Exercise materials ▸
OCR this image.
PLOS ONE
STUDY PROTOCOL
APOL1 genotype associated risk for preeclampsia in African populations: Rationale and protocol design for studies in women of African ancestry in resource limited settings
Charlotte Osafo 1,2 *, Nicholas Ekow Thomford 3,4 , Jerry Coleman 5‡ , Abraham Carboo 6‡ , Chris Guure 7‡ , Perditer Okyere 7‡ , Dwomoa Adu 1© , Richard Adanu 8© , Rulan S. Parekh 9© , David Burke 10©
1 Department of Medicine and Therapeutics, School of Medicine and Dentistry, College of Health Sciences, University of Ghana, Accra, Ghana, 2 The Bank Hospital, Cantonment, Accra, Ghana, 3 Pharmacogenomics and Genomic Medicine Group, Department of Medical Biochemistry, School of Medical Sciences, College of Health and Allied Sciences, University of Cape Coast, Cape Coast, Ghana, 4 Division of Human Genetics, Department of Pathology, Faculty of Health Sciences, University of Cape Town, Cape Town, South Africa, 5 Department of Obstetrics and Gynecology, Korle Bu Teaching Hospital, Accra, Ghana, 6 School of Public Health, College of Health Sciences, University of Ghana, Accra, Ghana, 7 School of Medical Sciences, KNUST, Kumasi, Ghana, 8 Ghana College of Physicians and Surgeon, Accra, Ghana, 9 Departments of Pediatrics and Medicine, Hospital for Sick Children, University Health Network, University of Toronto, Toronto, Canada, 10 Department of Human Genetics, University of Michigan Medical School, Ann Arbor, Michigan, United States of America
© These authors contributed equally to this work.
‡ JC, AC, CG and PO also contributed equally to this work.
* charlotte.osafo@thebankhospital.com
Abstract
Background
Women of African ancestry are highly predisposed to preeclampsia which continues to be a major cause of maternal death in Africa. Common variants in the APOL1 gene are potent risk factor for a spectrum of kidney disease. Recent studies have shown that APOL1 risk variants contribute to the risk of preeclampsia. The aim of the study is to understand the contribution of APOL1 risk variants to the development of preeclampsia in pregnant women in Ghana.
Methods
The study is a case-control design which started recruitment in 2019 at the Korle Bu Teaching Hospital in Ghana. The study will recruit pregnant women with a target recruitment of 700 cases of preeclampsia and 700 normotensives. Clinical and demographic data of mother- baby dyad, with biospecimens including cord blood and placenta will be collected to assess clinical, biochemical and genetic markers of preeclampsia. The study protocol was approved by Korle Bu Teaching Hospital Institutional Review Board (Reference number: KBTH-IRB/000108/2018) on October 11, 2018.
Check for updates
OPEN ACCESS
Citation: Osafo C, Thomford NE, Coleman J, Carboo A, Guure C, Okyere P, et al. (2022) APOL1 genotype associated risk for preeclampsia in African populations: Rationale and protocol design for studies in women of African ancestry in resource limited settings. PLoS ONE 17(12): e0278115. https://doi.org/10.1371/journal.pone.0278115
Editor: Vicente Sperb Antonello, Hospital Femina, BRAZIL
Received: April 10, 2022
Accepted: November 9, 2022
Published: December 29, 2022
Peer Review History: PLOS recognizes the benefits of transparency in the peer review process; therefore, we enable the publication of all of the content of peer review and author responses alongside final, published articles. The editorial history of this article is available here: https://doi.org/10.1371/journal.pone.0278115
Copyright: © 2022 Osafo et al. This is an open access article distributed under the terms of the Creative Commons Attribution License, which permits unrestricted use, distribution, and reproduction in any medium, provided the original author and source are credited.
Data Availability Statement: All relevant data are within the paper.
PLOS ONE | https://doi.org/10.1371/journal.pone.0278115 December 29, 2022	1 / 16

Assignment ▸ Some lines in the material contain "equally". Show all of them.

Answer space ▸
© These authors contributed equally to this work.
‡ JC, AC, CG and PO also contributed equally to this work.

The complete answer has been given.